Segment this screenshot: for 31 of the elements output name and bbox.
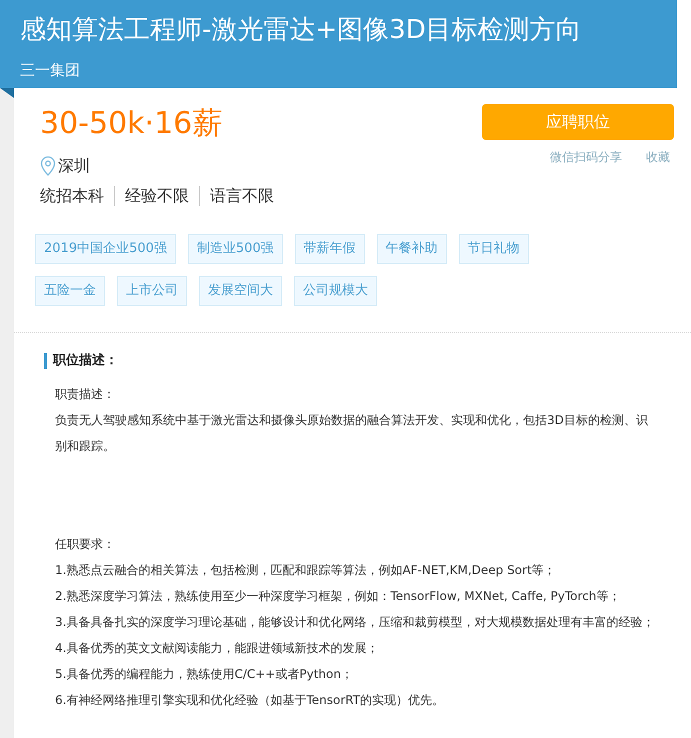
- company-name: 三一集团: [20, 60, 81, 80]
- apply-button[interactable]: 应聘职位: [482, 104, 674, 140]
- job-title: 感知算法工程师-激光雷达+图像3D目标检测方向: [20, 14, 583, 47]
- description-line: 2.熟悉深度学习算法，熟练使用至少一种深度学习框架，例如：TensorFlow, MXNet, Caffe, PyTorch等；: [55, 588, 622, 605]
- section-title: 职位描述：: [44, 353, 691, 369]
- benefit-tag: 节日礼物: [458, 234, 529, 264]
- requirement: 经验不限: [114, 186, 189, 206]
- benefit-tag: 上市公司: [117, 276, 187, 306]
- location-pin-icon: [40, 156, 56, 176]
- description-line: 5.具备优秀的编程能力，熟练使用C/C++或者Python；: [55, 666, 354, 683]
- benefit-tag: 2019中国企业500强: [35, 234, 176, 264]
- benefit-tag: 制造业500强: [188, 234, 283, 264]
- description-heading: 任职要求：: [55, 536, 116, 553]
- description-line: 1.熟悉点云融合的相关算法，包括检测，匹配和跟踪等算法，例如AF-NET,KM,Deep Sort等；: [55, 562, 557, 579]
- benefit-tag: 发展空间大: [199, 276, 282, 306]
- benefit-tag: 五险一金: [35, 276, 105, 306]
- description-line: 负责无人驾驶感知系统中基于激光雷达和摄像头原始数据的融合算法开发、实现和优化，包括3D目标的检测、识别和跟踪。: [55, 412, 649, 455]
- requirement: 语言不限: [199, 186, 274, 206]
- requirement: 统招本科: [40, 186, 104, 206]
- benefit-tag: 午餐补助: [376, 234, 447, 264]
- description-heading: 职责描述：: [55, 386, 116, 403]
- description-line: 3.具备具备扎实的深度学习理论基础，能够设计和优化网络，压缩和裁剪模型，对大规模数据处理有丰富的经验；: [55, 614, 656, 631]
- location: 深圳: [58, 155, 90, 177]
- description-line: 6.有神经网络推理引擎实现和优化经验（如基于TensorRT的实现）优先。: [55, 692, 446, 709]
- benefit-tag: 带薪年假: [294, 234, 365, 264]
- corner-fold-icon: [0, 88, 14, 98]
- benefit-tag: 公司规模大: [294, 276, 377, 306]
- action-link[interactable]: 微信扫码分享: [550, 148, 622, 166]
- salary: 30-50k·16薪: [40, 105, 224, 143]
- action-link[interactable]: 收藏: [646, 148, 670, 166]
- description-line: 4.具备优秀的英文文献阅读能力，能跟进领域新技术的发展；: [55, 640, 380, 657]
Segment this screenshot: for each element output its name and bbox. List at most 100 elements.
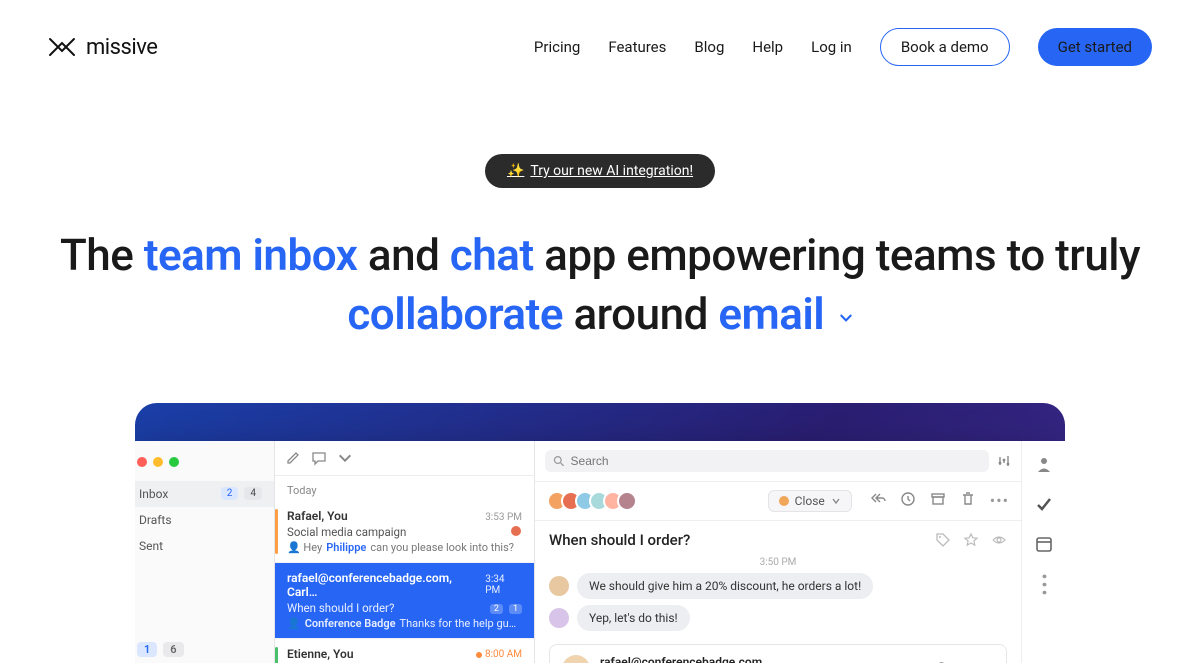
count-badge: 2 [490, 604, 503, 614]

_ _ _ _

■ DIRECTIONS:
Render every line above as a JSON list of strings, one string per line, leaving out blank lines and the pictures.

■ WORKED ANSWER:
[
  "Segment this screenshot: for 31 of the elements output name and bbox.",
  "- company-name: 三一集团: [20, 60, 81, 80]",
  "- apply-button[interactable]: 应聘职位: [482, 104, 674, 140]",
  "- job-title: 感知算法工程师-激光雷达+图像3D目标检测方向: [20, 14, 583, 47]",
  "- description-line: 2.熟悉深度学习算法，熟练使用至少一种深度学习框架，例如：TensorFlow, MXNet, Caffe, PyTorch等；: [55, 588, 622, 605]",
  "- section-title: 职位描述：: [44, 353, 691, 369]",
  "- benefit-tag: 节日礼物: [458, 234, 529, 264]",
  "- requirement: 经验不限: [114, 186, 189, 206]",
  "- benefit-tag: 上市公司: [117, 276, 187, 306]",
  "- location-pin-icon: [40, 156, 56, 176]",
  "- description-line: 5.具备优秀的编程能力，熟练使用C/C++或者Python；: [55, 666, 354, 683]",
  "- benefit-tag: 2019中国企业500强: [35, 234, 176, 264]",
  "- benefit-tag: 制造业500强: [188, 234, 283, 264]",
  "- description-heading: 任职要求：: [55, 536, 116, 553]",
  "- description-line: 1.熟悉点云融合的相关算法，包括检测，匹配和跟踪等算法，例如AF-NET,KM,Deep Sort等；: [55, 562, 557, 579]",
  "- benefit-tag: 发展空间大: [199, 276, 282, 306]",
  "- benefit-tag: 五险一金: [35, 276, 105, 306]",
  "- description-line: 负责无人驾驶感知系统中基于激光雷达和摄像头原始数据的融合算法开发、实现和优化，包括3D目标的检测、识别和跟踪。: [55, 412, 649, 455]",
  "- requirement: 语言不限: [199, 186, 274, 206]",
  "- requirement: 统招本科: [40, 186, 104, 206]",
  "- benefit-tag: 午餐补助: [376, 234, 447, 264]",
  "- description-heading: 职责描述：: [55, 386, 116, 403]",
  "- description-line: 3.具备具备扎实的深度学习理论基础，能够设计和优化网络，压缩和裁剪模型，对大规模数据处理有丰富的经验；: [55, 614, 656, 631]",
  "- location: 深圳: [58, 155, 90, 177]",
  "- description-line: 6.有神经网络推理引擎实现和优化经验（如基于TensorRT的实现）优先。: [55, 692, 446, 709]",
  "- benefit-tag: 带薪年假: [294, 234, 365, 264]",
  "- corner-fold-icon: [0, 88, 14, 98]",
  "- benefit-tag: 公司规模大: [294, 276, 377, 306]",
  "- action-link[interactable]: 微信扫码分享: [550, 148, 622, 166]",
  "- salary: 30-50k·16薪: [40, 105, 224, 143]",
  "- action-link[interactable]: 收藏: [646, 148, 670, 166]",
  "- description-line: 4.具备优秀的英文文献阅读能力，能跟进领域新技术的发展；: [55, 640, 380, 657]",
  "Segment this screenshot: for each element output its name and bbox. List at most 100 elements.",
  "count-badge: 2 [490, 604, 503, 614]"
]